Saved entries:
************

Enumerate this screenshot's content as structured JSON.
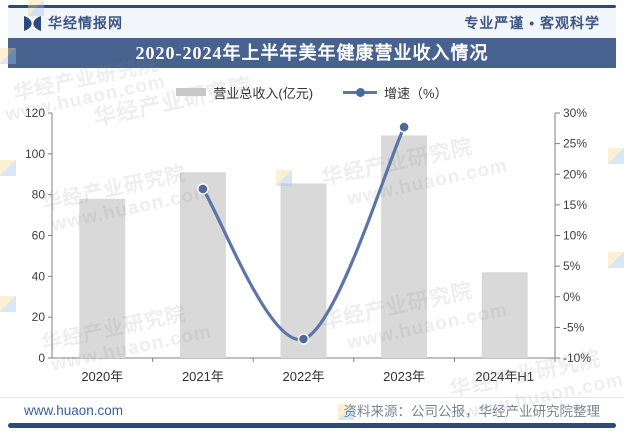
{
  "header": {
    "brand": "华经情报网",
    "slogan": "专业严谨 • 客观科学"
  },
  "title": "2020-2024年上半年美年健康营业收入情况",
  "legend": [
    {
      "label": "营业总收入(亿元)",
      "type": "bar"
    },
    {
      "label": "增速（%）",
      "type": "line"
    }
  ],
  "chart_data": {
    "type": "bar+line combo",
    "categories": [
      "2020年",
      "2021年",
      "2022年",
      "2023年",
      "2024年H1"
    ],
    "series": [
      {
        "name": "营业总收入(亿元)",
        "type": "bar",
        "axis": "left",
        "values": [
          78,
          91,
          85.5,
          109,
          42
        ],
        "color": "#d9d9d9"
      },
      {
        "name": "增速（%）",
        "type": "line",
        "axis": "right",
        "values": [
          null,
          17.6,
          -6.9,
          27.7,
          null
        ],
        "color": "#5b75a6",
        "marker_color": "#4d689b"
      }
    ],
    "left_axis": {
      "min": 0,
      "max": 120,
      "step": 20,
      "ticks": [
        "0",
        "20",
        "40",
        "60",
        "80",
        "100",
        "120"
      ]
    },
    "right_axis": {
      "min": -10,
      "max": 30,
      "step": 5,
      "ticks": [
        "-10%",
        "-5%",
        "0%",
        "5%",
        "10%",
        "15%",
        "20%",
        "25%",
        "30%"
      ]
    },
    "grid": false,
    "legend_position": "top"
  },
  "footer": {
    "site": "www.huaon.com",
    "source": "资料来源：公司公报，华经产业研究院整理"
  },
  "watermark": {
    "text1": "华经产业研究院",
    "text2": "www.huaon.com"
  },
  "colors": {
    "banner": "#48628f",
    "dark_bar": "#2c4a7c",
    "bar": "#d9d9d9",
    "legend_bar": "#c8c8c8",
    "line": "#5b75a6",
    "marker": "#4d689b",
    "header_bg": "#f2f5f9",
    "axis": "#808080"
  }
}
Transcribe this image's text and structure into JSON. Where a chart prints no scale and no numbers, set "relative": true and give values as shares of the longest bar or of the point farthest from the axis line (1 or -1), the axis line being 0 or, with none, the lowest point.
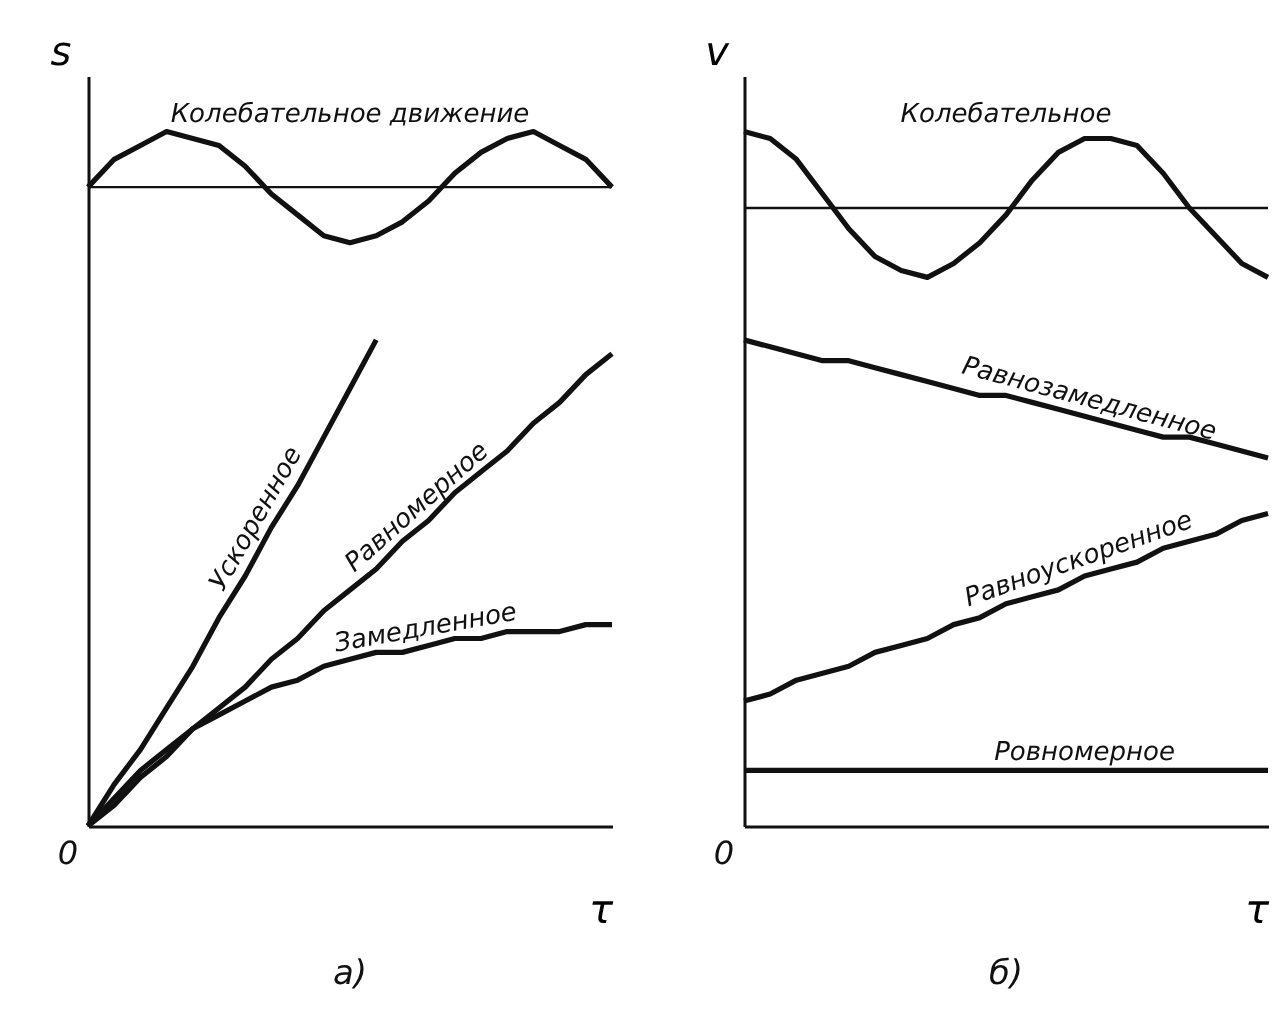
{
  "chart_data": [
    {
      "type": "line",
      "relative": true,
      "xlabel": "τ",
      "ylabel": "s",
      "annotations": [
        "0",
        "а)"
      ],
      "categories": [
        null,
        null,
        null,
        null,
        null,
        null,
        null,
        null,
        null,
        null,
        null,
        null,
        null,
        null,
        null,
        null,
        null,
        null,
        null,
        null,
        null
      ],
      "ref_lines": [
        {
          "axis": "y",
          "value": 0.92
        }
      ],
      "series": [
        {
          "name": "Колебательное движение",
          "color": "#111111",
          "values": [
            0.92,
            0.96,
            0.98,
            1.0,
            0.99,
            0.98,
            0.95,
            0.91,
            0.88,
            0.85,
            0.84,
            0.85,
            0.87,
            0.9,
            0.94,
            0.97,
            0.99,
            1.0,
            0.98,
            0.96,
            0.92
          ]
        },
        {
          "name": "Ускоренное",
          "color": "#111111",
          "values": [
            0,
            0.06,
            0.11,
            0.17,
            0.23,
            0.3,
            0.36,
            0.43,
            0.49,
            0.56,
            0.63,
            0.7,
            null,
            null,
            null,
            null,
            null,
            null,
            null,
            null,
            null
          ]
        },
        {
          "name": "Равномерное",
          "color": "#111111",
          "values": [
            0,
            0.03,
            0.07,
            0.1,
            0.14,
            0.17,
            0.2,
            0.24,
            0.27,
            0.31,
            0.34,
            0.37,
            0.41,
            0.44,
            0.48,
            0.51,
            0.54,
            0.58,
            0.61,
            0.65,
            0.68
          ]
        },
        {
          "name": "Замедленное",
          "color": "#111111",
          "values": [
            0,
            0.04,
            0.08,
            0.11,
            0.14,
            0.16,
            0.18,
            0.2,
            0.21,
            0.23,
            0.24,
            0.25,
            0.25,
            0.26,
            0.27,
            0.27,
            0.28,
            0.28,
            0.28,
            0.29,
            0.29
          ]
        }
      ]
    },
    {
      "type": "line",
      "relative": true,
      "xlabel": "τ",
      "ylabel": "v",
      "annotations": [
        "0",
        "б)"
      ],
      "categories": [
        null,
        null,
        null,
        null,
        null,
        null,
        null,
        null,
        null,
        null,
        null,
        null,
        null,
        null,
        null,
        null,
        null,
        null,
        null,
        null,
        null
      ],
      "ref_lines": [
        {
          "axis": "y",
          "value": 0.89
        }
      ],
      "series": [
        {
          "name": "Колебательное",
          "color": "#111111",
          "values": [
            1.0,
            0.99,
            0.96,
            0.91,
            0.86,
            0.82,
            0.8,
            0.79,
            0.81,
            0.84,
            0.88,
            0.93,
            0.97,
            0.99,
            0.99,
            0.98,
            0.94,
            0.89,
            0.85,
            0.81,
            0.79
          ]
        },
        {
          "name": "Равнозамедленное",
          "color": "#111111",
          "values": [
            0.7,
            0.69,
            0.68,
            0.67,
            0.67,
            0.66,
            0.65,
            0.64,
            0.63,
            0.62,
            0.62,
            0.61,
            0.6,
            0.59,
            0.58,
            0.57,
            0.56,
            0.56,
            0.55,
            0.54,
            0.53
          ]
        },
        {
          "name": "Равноускоренное",
          "color": "#111111",
          "values": [
            0.18,
            0.19,
            0.21,
            0.22,
            0.23,
            0.25,
            0.26,
            0.27,
            0.29,
            0.3,
            0.32,
            0.33,
            0.34,
            0.36,
            0.37,
            0.38,
            0.4,
            0.41,
            0.42,
            0.44,
            0.45
          ]
        },
        {
          "name": "Ровномерное",
          "color": "#111111",
          "values": [
            0.08,
            0.08,
            0.08,
            0.08,
            0.08,
            0.08,
            0.08,
            0.08,
            0.08,
            0.08,
            0.08,
            0.08,
            0.08,
            0.08,
            0.08,
            0.08,
            0.08,
            0.08,
            0.08,
            0.08,
            0.08
          ]
        }
      ]
    }
  ]
}
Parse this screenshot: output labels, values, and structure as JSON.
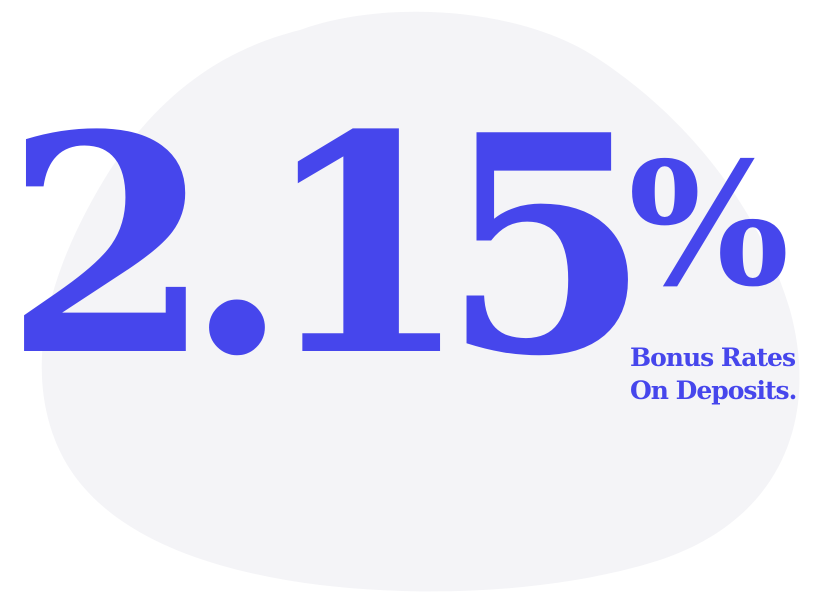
{
  "headline": {
    "rate": "2.15",
    "percent": "%"
  },
  "caption": {
    "line1": "Bonus Rates",
    "line2": "On Deposits."
  },
  "colors": {
    "accent": "#4646EC",
    "blob": "#F4F4F7",
    "background": "#FFFFFF"
  }
}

************

WRITTEN INSTRUCTION
Print each line from the one containing "Parse this screenshot: output" through the last line of the listing, both included, exactly and with no pictures.

WORKED SOLUTION
Parse this screenshot: output labels, values, and structure as JSON.
{
  "headline": {
    "rate": "2.15",
    "percent": "%"
  },
  "caption": {
    "line1": "Bonus Rates",
    "line2": "On Deposits."
  },
  "colors": {
    "accent": "#4646EC",
    "blob": "#F4F4F7",
    "background": "#FFFFFF"
  }
}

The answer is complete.